#### [DIRECTIONS]
Which lines in the material below contain the word "true"? Copy each of them.

[start of DATA LISTING]

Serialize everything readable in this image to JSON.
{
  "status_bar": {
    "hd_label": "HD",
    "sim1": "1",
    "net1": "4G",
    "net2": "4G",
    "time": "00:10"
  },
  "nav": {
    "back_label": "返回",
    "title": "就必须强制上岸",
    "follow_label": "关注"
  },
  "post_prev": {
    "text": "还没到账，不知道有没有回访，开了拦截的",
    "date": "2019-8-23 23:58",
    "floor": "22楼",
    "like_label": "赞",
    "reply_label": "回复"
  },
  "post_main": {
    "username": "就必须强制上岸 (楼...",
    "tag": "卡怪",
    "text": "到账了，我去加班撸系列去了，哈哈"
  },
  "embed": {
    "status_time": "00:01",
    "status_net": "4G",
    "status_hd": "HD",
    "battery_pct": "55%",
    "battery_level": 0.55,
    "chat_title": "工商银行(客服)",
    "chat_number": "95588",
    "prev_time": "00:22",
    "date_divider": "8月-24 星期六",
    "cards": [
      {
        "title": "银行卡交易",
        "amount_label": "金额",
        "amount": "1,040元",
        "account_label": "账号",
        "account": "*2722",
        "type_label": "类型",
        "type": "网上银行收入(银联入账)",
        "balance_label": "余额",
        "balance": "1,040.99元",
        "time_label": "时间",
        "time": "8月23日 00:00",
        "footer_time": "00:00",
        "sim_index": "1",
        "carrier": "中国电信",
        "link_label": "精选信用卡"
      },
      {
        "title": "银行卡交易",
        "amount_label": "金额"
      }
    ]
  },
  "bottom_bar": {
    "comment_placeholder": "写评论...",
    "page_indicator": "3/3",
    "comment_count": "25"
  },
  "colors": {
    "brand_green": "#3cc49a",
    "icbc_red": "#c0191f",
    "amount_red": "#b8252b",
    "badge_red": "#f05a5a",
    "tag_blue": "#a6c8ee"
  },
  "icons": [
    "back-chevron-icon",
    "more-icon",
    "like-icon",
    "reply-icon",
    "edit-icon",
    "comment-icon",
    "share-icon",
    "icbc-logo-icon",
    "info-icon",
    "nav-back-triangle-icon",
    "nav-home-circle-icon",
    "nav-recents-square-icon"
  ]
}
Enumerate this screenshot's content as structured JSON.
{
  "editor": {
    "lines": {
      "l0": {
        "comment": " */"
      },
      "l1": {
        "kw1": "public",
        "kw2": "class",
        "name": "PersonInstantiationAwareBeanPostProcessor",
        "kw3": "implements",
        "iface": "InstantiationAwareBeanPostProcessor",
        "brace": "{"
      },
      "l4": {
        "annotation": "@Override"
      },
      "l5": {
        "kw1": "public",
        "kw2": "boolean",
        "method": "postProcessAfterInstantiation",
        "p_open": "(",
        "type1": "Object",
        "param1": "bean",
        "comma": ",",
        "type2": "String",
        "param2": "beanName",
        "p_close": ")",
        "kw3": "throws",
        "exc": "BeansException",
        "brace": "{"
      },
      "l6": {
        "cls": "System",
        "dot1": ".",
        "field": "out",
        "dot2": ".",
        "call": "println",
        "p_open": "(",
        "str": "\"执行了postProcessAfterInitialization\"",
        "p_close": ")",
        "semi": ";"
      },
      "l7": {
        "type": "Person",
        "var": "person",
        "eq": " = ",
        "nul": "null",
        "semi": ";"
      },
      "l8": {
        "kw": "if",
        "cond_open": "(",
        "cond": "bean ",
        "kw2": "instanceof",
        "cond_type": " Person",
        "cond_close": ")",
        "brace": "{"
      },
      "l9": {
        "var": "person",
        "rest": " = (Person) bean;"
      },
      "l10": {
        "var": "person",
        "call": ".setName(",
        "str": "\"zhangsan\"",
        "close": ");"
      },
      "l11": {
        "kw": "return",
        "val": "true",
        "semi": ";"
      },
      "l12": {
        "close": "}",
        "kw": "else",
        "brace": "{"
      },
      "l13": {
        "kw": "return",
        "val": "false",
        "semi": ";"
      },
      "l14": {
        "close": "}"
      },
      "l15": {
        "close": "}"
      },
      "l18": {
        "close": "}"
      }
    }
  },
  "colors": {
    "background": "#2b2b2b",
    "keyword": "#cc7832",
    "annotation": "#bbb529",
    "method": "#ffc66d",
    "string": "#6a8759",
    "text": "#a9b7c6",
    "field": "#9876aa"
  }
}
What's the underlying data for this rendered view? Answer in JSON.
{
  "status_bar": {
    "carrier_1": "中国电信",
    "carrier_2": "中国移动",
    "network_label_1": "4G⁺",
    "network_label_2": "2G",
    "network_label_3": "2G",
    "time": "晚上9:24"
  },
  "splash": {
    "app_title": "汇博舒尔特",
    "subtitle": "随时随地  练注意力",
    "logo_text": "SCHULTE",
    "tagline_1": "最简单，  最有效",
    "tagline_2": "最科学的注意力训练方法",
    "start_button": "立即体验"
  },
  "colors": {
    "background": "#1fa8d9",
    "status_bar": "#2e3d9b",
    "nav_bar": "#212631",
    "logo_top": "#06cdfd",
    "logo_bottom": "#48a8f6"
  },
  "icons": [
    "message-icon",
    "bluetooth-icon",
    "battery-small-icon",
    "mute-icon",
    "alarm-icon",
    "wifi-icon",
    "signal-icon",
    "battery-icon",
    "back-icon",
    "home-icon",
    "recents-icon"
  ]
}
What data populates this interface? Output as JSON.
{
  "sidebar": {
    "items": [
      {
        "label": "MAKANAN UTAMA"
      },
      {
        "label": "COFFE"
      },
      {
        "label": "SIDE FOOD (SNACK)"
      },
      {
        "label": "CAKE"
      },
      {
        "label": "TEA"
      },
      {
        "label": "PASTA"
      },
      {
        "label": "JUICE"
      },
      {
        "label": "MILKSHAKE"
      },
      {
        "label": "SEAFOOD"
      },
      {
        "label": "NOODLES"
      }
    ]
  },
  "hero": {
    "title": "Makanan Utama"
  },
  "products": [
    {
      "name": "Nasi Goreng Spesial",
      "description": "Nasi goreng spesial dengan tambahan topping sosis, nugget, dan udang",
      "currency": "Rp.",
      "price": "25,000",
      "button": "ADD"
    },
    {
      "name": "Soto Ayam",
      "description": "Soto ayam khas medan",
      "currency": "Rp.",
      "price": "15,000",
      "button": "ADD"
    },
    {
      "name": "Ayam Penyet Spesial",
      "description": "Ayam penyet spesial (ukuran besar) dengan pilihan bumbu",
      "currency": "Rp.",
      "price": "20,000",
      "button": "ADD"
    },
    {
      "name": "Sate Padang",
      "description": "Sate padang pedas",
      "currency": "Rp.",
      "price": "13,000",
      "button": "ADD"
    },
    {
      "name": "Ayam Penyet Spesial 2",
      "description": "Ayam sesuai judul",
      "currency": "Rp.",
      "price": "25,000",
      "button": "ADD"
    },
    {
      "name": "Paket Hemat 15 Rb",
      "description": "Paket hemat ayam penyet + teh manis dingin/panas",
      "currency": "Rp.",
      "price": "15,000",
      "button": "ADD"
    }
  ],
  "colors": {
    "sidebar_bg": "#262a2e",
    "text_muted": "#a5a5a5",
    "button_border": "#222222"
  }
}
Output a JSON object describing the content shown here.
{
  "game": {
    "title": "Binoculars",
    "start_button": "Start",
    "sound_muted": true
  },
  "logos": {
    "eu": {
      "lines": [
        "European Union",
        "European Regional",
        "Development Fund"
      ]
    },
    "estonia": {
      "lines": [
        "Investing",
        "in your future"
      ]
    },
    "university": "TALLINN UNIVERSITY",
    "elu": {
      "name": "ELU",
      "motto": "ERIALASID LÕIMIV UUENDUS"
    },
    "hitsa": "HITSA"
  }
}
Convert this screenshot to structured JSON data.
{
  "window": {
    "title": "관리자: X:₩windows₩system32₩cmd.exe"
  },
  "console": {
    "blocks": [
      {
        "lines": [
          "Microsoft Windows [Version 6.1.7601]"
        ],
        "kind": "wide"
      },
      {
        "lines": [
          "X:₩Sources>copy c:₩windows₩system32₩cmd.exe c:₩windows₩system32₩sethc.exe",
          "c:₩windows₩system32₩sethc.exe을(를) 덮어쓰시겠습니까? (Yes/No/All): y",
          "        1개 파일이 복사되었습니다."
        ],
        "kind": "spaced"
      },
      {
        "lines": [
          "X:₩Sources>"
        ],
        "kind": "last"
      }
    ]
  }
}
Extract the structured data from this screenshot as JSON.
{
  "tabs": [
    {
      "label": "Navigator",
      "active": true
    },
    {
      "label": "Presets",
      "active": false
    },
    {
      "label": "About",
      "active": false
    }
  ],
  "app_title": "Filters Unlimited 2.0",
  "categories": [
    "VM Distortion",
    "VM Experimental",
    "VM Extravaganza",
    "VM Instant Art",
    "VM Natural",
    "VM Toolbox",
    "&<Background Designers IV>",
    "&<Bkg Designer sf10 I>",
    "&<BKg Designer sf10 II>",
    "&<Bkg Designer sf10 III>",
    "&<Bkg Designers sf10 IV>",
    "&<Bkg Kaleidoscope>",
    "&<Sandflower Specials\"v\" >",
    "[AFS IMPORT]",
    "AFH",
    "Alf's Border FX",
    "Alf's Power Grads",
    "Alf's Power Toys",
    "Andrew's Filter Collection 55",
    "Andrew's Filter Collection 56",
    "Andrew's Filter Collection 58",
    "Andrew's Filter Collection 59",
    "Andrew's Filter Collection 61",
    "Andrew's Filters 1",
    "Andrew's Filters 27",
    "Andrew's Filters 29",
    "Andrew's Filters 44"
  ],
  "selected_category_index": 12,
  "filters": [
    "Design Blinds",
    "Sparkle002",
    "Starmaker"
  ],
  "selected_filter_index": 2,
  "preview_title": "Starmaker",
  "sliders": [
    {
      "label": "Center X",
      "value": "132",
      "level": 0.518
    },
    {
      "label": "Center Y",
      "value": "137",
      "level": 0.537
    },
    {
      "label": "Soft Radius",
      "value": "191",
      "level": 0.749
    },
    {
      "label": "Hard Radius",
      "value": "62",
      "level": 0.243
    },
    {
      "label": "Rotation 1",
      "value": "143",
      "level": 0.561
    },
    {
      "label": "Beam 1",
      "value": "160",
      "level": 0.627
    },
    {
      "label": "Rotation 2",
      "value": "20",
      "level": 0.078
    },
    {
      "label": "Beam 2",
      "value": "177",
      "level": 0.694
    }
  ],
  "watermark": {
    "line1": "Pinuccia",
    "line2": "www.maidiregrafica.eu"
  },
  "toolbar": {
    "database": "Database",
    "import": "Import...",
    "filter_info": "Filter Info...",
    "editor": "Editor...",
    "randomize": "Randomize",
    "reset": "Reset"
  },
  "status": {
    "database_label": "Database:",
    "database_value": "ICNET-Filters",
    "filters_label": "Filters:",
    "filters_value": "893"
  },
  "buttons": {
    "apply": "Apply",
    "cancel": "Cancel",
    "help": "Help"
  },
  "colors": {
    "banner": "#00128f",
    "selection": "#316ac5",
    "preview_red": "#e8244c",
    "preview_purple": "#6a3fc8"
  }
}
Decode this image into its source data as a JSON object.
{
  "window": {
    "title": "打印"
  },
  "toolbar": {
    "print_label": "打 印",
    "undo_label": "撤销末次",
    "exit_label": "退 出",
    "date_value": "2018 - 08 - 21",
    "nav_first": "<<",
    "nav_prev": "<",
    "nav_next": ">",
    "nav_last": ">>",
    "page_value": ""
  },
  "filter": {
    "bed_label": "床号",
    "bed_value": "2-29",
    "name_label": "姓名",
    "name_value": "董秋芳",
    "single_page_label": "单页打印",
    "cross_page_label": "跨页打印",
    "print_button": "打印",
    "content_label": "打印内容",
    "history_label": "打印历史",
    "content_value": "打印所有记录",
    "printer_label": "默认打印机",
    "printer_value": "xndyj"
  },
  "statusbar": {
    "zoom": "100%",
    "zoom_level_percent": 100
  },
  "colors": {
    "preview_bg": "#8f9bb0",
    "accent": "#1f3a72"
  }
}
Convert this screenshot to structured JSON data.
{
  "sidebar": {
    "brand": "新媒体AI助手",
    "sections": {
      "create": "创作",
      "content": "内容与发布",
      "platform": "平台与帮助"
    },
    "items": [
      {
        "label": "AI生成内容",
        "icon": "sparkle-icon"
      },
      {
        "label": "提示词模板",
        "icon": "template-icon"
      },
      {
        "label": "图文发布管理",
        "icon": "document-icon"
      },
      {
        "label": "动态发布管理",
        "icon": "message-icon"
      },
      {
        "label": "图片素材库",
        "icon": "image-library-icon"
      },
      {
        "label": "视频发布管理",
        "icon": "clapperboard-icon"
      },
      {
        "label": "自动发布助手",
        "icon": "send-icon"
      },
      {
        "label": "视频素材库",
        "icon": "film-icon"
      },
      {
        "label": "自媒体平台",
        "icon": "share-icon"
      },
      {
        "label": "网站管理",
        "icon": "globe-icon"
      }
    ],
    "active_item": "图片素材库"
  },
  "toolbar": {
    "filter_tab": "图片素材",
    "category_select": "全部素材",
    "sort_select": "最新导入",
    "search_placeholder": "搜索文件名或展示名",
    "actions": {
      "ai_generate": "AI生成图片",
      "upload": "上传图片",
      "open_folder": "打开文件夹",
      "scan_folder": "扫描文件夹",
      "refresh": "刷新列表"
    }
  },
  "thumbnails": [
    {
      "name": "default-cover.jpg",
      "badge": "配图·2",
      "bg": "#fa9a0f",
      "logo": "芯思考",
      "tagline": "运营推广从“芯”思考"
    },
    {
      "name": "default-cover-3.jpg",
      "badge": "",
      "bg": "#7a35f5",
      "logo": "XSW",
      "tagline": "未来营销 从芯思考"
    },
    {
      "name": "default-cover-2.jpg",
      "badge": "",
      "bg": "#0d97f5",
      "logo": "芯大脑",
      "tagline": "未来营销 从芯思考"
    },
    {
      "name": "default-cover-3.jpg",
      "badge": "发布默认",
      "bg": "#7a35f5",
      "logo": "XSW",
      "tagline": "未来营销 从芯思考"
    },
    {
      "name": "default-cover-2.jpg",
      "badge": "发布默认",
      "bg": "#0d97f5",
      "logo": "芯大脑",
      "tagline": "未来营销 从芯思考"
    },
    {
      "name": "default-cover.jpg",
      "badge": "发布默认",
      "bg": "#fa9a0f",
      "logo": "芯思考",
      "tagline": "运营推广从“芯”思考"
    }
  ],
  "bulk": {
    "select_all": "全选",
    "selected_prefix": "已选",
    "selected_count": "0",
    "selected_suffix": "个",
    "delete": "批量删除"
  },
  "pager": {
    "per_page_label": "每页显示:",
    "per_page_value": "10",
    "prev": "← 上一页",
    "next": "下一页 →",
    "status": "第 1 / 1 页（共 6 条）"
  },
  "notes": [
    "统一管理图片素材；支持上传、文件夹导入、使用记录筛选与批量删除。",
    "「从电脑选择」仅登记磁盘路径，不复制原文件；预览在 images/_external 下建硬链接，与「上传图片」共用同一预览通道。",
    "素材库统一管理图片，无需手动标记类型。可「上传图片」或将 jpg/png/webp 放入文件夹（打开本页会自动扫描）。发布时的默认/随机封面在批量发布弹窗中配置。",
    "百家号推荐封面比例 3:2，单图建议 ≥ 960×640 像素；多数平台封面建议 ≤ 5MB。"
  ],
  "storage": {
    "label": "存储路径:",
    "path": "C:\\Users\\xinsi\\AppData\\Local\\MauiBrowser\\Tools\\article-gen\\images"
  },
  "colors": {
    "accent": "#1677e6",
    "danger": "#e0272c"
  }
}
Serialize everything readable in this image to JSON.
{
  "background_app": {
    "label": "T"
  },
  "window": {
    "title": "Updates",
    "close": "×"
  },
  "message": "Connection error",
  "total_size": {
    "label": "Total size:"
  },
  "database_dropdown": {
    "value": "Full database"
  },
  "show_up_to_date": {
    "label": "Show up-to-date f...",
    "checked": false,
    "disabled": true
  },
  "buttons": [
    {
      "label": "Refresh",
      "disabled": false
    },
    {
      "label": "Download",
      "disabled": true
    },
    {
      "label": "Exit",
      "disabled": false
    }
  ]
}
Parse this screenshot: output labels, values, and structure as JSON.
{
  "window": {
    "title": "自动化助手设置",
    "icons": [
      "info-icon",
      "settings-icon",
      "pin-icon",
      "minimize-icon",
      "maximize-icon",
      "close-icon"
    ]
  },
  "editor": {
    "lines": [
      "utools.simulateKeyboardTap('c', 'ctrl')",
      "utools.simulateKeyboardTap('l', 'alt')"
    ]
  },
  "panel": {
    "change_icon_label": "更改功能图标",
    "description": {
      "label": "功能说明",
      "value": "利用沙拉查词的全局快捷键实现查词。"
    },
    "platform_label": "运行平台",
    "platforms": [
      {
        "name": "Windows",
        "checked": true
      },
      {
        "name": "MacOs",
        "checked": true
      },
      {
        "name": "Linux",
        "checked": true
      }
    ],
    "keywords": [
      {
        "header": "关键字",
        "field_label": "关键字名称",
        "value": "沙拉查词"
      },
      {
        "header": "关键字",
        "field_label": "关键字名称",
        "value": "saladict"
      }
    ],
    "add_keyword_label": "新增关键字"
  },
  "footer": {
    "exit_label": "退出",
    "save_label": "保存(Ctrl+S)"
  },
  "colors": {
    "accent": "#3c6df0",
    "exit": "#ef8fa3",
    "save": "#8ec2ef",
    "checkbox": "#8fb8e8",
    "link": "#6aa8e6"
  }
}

[end of DATA LISTING]

#### [FULL ANSWER]
        "val": "true",
    "sound_muted": true
      "active": true
    "disabled": true
      "disabled": true
        "checked": true
        "checked": true
        "checked": true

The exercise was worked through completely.